WHAT YOU WILL DO:
Below is a listing to transcribe in full and exactly; keep the pictures out.

-- start --

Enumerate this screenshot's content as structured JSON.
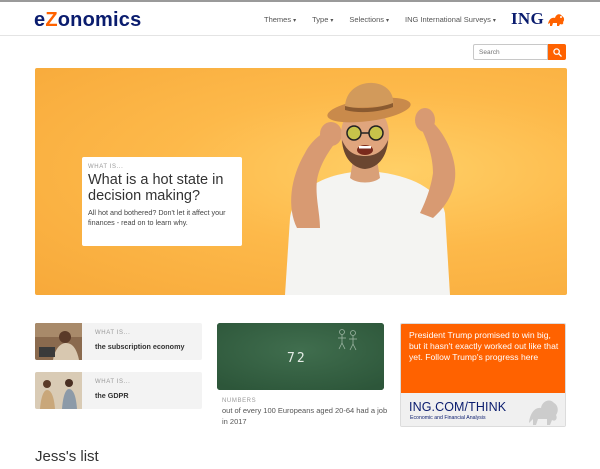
{
  "brand": {
    "logo_prefix": "e",
    "logo_z": "Z",
    "logo_suffix": "onomics",
    "accent": "#ff6200",
    "navy": "#0a1c6e"
  },
  "nav": {
    "items": [
      {
        "label": "Themes",
        "caret": "▾"
      },
      {
        "label": "Type",
        "caret": "▾"
      },
      {
        "label": "Selections",
        "caret": "▾"
      },
      {
        "label": "ING International Surveys",
        "caret": "▾"
      }
    ],
    "ing_logo": "ING"
  },
  "search": {
    "placeholder": "Search",
    "icon": "search-icon"
  },
  "hero": {
    "eyebrow": "WHAT IS...",
    "title": "What is a hot state in decision making?",
    "subtitle": "All hot and bothered? Don't let it affect your finances - read on to learn why."
  },
  "cards": [
    {
      "eyebrow": "WHAT IS...",
      "title": "the subscription economy"
    },
    {
      "eyebrow": "WHAT IS...",
      "title": "the GDPR"
    }
  ],
  "numbers_card": {
    "board_text": "72",
    "eyebrow": "NUMBERS",
    "text": "out of every 100 Europeans aged 20-64 had a job in 2017"
  },
  "ad": {
    "text": "President Trump promised to win big, but it hasn't exactly worked out like that yet. Follow Trump's progress here",
    "url": "ING.COM/THINK",
    "sub": "Economic and Financial Analysis"
  },
  "section": {
    "title": "Jess's list"
  }
}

-- end --

RESULT OF THIS TASK:
Enumerate this screenshot's content as structured JSON.
{
  "brand": {
    "logo_prefix": "e",
    "logo_z": "Z",
    "logo_suffix": "onomics",
    "accent": "#ff6200",
    "navy": "#0a1c6e"
  },
  "nav": {
    "items": [
      {
        "label": "Themes",
        "caret": "▾"
      },
      {
        "label": "Type",
        "caret": "▾"
      },
      {
        "label": "Selections",
        "caret": "▾"
      },
      {
        "label": "ING International Surveys",
        "caret": "▾"
      }
    ],
    "ing_logo": "ING"
  },
  "search": {
    "placeholder": "Search",
    "icon": "search-icon"
  },
  "hero": {
    "eyebrow": "WHAT IS...",
    "title": "What is a hot state in decision making?",
    "subtitle": "All hot and bothered? Don't let it affect your finances - read on to learn why."
  },
  "cards": [
    {
      "eyebrow": "WHAT IS...",
      "title": "the subscription economy"
    },
    {
      "eyebrow": "WHAT IS...",
      "title": "the GDPR"
    }
  ],
  "numbers_card": {
    "board_text": "72",
    "eyebrow": "NUMBERS",
    "text": "out of every 100 Europeans aged 20-64 had a job in 2017"
  },
  "ad": {
    "text": "President Trump promised to win big, but it hasn't exactly worked out like that yet. Follow Trump's progress here",
    "url": "ING.COM/THINK",
    "sub": "Economic and Financial Analysis"
  },
  "section": {
    "title": "Jess's list"
  }
}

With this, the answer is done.